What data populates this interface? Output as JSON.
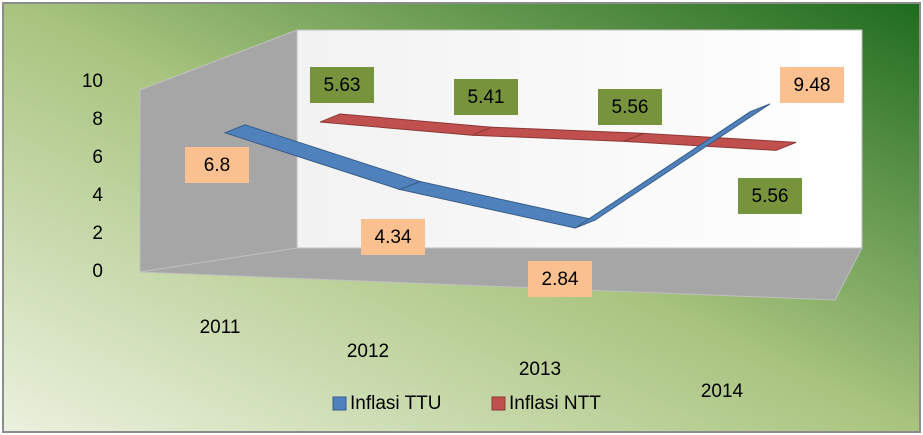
{
  "chart_data": {
    "type": "line3d",
    "categories": [
      "2011",
      "2012",
      "2013",
      "2014"
    ],
    "series": [
      {
        "name": "Inflasi TTU",
        "color": "#4f81bd",
        "label_color": "#fac090",
        "values": [
          6.8,
          4.34,
          2.84,
          9.48
        ]
      },
      {
        "name": "Inflasi NTT",
        "color": "#c0504d",
        "label_color": "#77933c",
        "values": [
          5.63,
          5.41,
          5.56,
          5.56
        ]
      }
    ],
    "ylim": [
      0,
      10
    ],
    "yticks": [
      0,
      2,
      4,
      6,
      8,
      10
    ],
    "legend": "bottom"
  }
}
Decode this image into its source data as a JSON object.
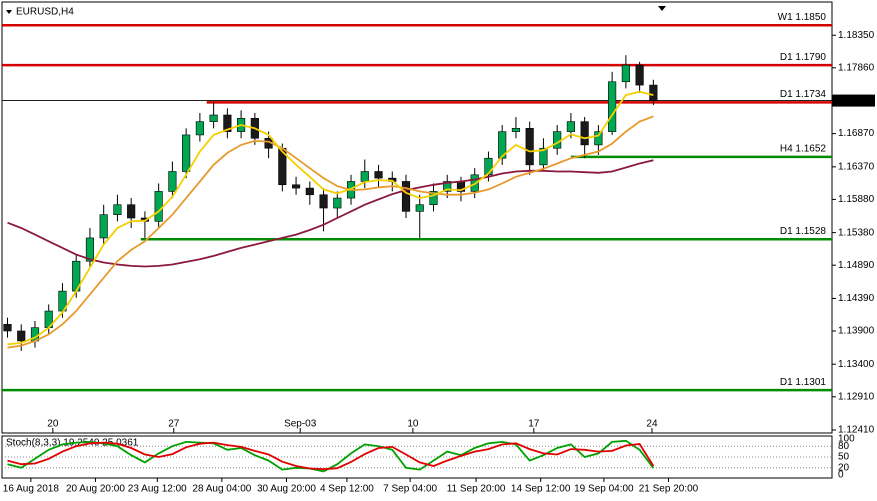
{
  "chart_data": [
    {
      "type": "candlestick",
      "title": "EURUSD,H4",
      "open": [
        1.14,
        1.139,
        1.1375,
        1.1395,
        1.142,
        1.145,
        1.1495,
        1.153,
        1.1565,
        1.158,
        1.156,
        1.1555,
        1.16,
        1.163,
        1.1685,
        1.1705,
        1.1715,
        1.169,
        1.171,
        1.168,
        1.1665,
        1.161,
        1.1605,
        1.1595,
        1.1575,
        1.159,
        1.1615,
        1.163,
        1.162,
        1.1615,
        1.157,
        1.158,
        1.16,
        1.1615,
        1.16,
        1.1625,
        1.165,
        1.169,
        1.1695,
        1.164,
        1.1665,
        1.169,
        1.1705,
        1.167,
        1.169,
        1.1765,
        1.179,
        1.176
      ],
      "high": [
        1.141,
        1.14,
        1.1405,
        1.143,
        1.1462,
        1.1505,
        1.1545,
        1.158,
        1.1595,
        1.159,
        1.157,
        1.1612,
        1.1645,
        1.1695,
        1.1718,
        1.1735,
        1.1725,
        1.1722,
        1.1718,
        1.169,
        1.1672,
        1.1622,
        1.1615,
        1.1605,
        1.16,
        1.1625,
        1.1648,
        1.164,
        1.163,
        1.1625,
        1.1595,
        1.1612,
        1.1625,
        1.1622,
        1.1635,
        1.166,
        1.17,
        1.1712,
        1.1705,
        1.168,
        1.17,
        1.1718,
        1.1712,
        1.17,
        1.178,
        1.1805,
        1.1795,
        1.1768
      ],
      "low": [
        1.138,
        1.136,
        1.1365,
        1.1385,
        1.141,
        1.144,
        1.1485,
        1.152,
        1.1555,
        1.1545,
        1.153,
        1.1545,
        1.159,
        1.162,
        1.1675,
        1.1695,
        1.168,
        1.168,
        1.167,
        1.165,
        1.16,
        1.1595,
        1.158,
        1.154,
        1.156,
        1.158,
        1.1605,
        1.1605,
        1.16,
        1.156,
        1.153,
        1.157,
        1.159,
        1.1585,
        1.159,
        1.1615,
        1.164,
        1.168,
        1.1625,
        1.163,
        1.1655,
        1.168,
        1.165,
        1.1655,
        1.1685,
        1.1755,
        1.1748,
        1.173
      ],
      "close": [
        1.139,
        1.1375,
        1.1395,
        1.142,
        1.145,
        1.1495,
        1.153,
        1.1565,
        1.158,
        1.156,
        1.1555,
        1.16,
        1.163,
        1.1685,
        1.1705,
        1.1715,
        1.169,
        1.171,
        1.168,
        1.1665,
        1.161,
        1.1605,
        1.1595,
        1.1575,
        1.159,
        1.1615,
        1.163,
        1.162,
        1.1615,
        1.157,
        1.158,
        1.16,
        1.1615,
        1.16,
        1.1625,
        1.165,
        1.169,
        1.1695,
        1.164,
        1.1665,
        1.169,
        1.1705,
        1.167,
        1.169,
        1.1765,
        1.179,
        1.176,
        1.1737
      ],
      "up_color": "#00a651",
      "down_color": "#1a1a1a",
      "lines": [
        {
          "color": "#8b1a3a",
          "values": [
            1.1553,
            1.1545,
            1.1535,
            1.1525,
            1.1515,
            1.1505,
            1.1498,
            1.1493,
            1.149,
            1.1488,
            1.1487,
            1.1488,
            1.149,
            1.1494,
            1.1498,
            1.1503,
            1.1509,
            1.1515,
            1.152,
            1.1525,
            1.153,
            1.1535,
            1.1542,
            1.155,
            1.156,
            1.157,
            1.158,
            1.1588,
            1.1596,
            1.1602,
            1.1606,
            1.161,
            1.1613,
            1.1615,
            1.1618,
            1.1622,
            1.1627,
            1.163,
            1.1631,
            1.1631,
            1.163,
            1.163,
            1.1629,
            1.1628,
            1.163,
            1.1636,
            1.1642,
            1.1647
          ]
        },
        {
          "color": "#e89a2c",
          "values": [
            1.1365,
            1.1368,
            1.1375,
            1.1385,
            1.14,
            1.142,
            1.1445,
            1.147,
            1.1495,
            1.1512,
            1.1525,
            1.1545,
            1.1565,
            1.159,
            1.1615,
            1.164,
            1.1658,
            1.167,
            1.1676,
            1.1675,
            1.1665,
            1.165,
            1.1635,
            1.162,
            1.1608,
            1.1602,
            1.1603,
            1.1606,
            1.1608,
            1.1605,
            1.16,
            1.1597,
            1.1595,
            1.1595,
            1.1598,
            1.1603,
            1.1612,
            1.1622,
            1.1628,
            1.1634,
            1.1642,
            1.165,
            1.1655,
            1.166,
            1.1672,
            1.169,
            1.1705,
            1.1713
          ]
        },
        {
          "color": "#f5d000",
          "values": [
            1.137,
            1.1372,
            1.138,
            1.1395,
            1.1418,
            1.145,
            1.1485,
            1.152,
            1.1545,
            1.1555,
            1.1556,
            1.157,
            1.1592,
            1.1625,
            1.166,
            1.1685,
            1.1693,
            1.17,
            1.1695,
            1.1685,
            1.166,
            1.164,
            1.1622,
            1.1603,
            1.1597,
            1.1604,
            1.1614,
            1.1617,
            1.1616,
            1.1598,
            1.159,
            1.1594,
            1.1603,
            1.1602,
            1.1611,
            1.1627,
            1.1653,
            1.167,
            1.166,
            1.1662,
            1.1673,
            1.1686,
            1.168,
            1.1684,
            1.1715,
            1.1745,
            1.175,
            1.1745
          ]
        }
      ],
      "levels": [
        {
          "label": "W1 1.1850",
          "value": 1.185,
          "color": "#d40000"
        },
        {
          "label": "D1 1.1790",
          "value": 1.179,
          "color": "#d40000"
        },
        {
          "label": "D1 1.1734",
          "value": 1.1734,
          "color": "#d40000",
          "from": 14.5
        },
        {
          "label": "H4 1.1652",
          "value": 1.1652,
          "color": "#008c00",
          "from": 41
        },
        {
          "label": "D1 1.1528",
          "value": 1.1528,
          "color": "#008c00",
          "from": 9.7
        },
        {
          "label": "D1 1.1301",
          "value": 1.1301,
          "color": "#008c00"
        }
      ],
      "last_price": 1.17367,
      "ylim": [
        1.1238,
        1.1876
      ],
      "yticks": [
        {
          "value": 1.1835,
          "label": "1.18350"
        },
        {
          "value": 1.1786,
          "label": "1.17860"
        },
        {
          "value": 1.1687,
          "label": "1.16870"
        },
        {
          "value": 1.1637,
          "label": "1.16370"
        },
        {
          "value": 1.1588,
          "label": "1.15880"
        },
        {
          "value": 1.1538,
          "label": "1.15380"
        },
        {
          "value": 1.1489,
          "label": "1.14890"
        },
        {
          "value": 1.1439,
          "label": "1.14390"
        },
        {
          "value": 1.139,
          "label": "1.13900"
        },
        {
          "value": 1.134,
          "label": "1.13400"
        },
        {
          "value": 1.1291,
          "label": "1.12910"
        },
        {
          "value": 1.1241,
          "label": "1.12410"
        }
      ],
      "xlim": [
        -0.4,
        60
      ],
      "xticks": [
        {
          "value": 3.3,
          "label": "20"
        },
        {
          "value": 12.1,
          "label": "27"
        },
        {
          "value": 21.3,
          "label": "Sep-03"
        },
        {
          "value": 29.5,
          "label": "10"
        },
        {
          "value": 38.3,
          "label": "17"
        },
        {
          "value": 46.9,
          "label": "24"
        }
      ]
    },
    {
      "type": "line",
      "title": "Stoch(8,3,3) 19.2540 25.0361",
      "series": [
        {
          "color": "#00a000",
          "values": [
            30,
            20,
            45,
            70,
            85,
            90,
            92,
            88,
            80,
            55,
            35,
            60,
            80,
            92,
            90,
            88,
            70,
            75,
            55,
            40,
            15,
            20,
            18,
            10,
            30,
            60,
            85,
            80,
            70,
            20,
            15,
            40,
            65,
            55,
            75,
            88,
            92,
            85,
            40,
            55,
            75,
            85,
            50,
            60,
            92,
            95,
            70,
            19.254
          ]
        },
        {
          "color": "#e00000",
          "values": [
            40,
            30,
            32,
            45,
            65,
            80,
            88,
            90,
            87,
            75,
            57,
            50,
            58,
            77,
            87,
            90,
            83,
            78,
            67,
            57,
            37,
            25,
            18,
            16,
            19,
            36,
            58,
            75,
            78,
            57,
            35,
            25,
            40,
            53,
            65,
            72,
            85,
            88,
            72,
            60,
            57,
            72,
            70,
            65,
            67,
            82,
            86,
            25.0361
          ]
        }
      ],
      "ylim": [
        0,
        100
      ],
      "yticks": [
        100,
        80,
        50,
        20,
        0
      ],
      "xlim": [
        -0.4,
        60
      ],
      "xticks": [
        {
          "value": 1.7,
          "label": "16 Aug 2018"
        },
        {
          "value": 6.4,
          "label": "20 Aug 20:00"
        },
        {
          "value": 10.9,
          "label": "23 Aug 12:00"
        },
        {
          "value": 15.6,
          "label": "28 Aug 04:00"
        },
        {
          "value": 20.3,
          "label": "30 Aug 20:00"
        },
        {
          "value": 24.7,
          "label": "4 Sep 12:00"
        },
        {
          "value": 29.3,
          "label": "7 Sep 04:00"
        },
        {
          "value": 34.1,
          "label": "11 Sep 20:00"
        },
        {
          "value": 38.8,
          "label": "14 Sep 12:00"
        },
        {
          "value": 43.4,
          "label": "19 Sep 04:00"
        },
        {
          "value": 48.1,
          "label": "21 Sep 20:00"
        }
      ]
    }
  ]
}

*What needs to be done:*
In the entries above, find each line with the string "this" and copy it.

*Exercise solution:*
What data populates this interface? Output as JSON.
Decode this image into its source data as a JSON object.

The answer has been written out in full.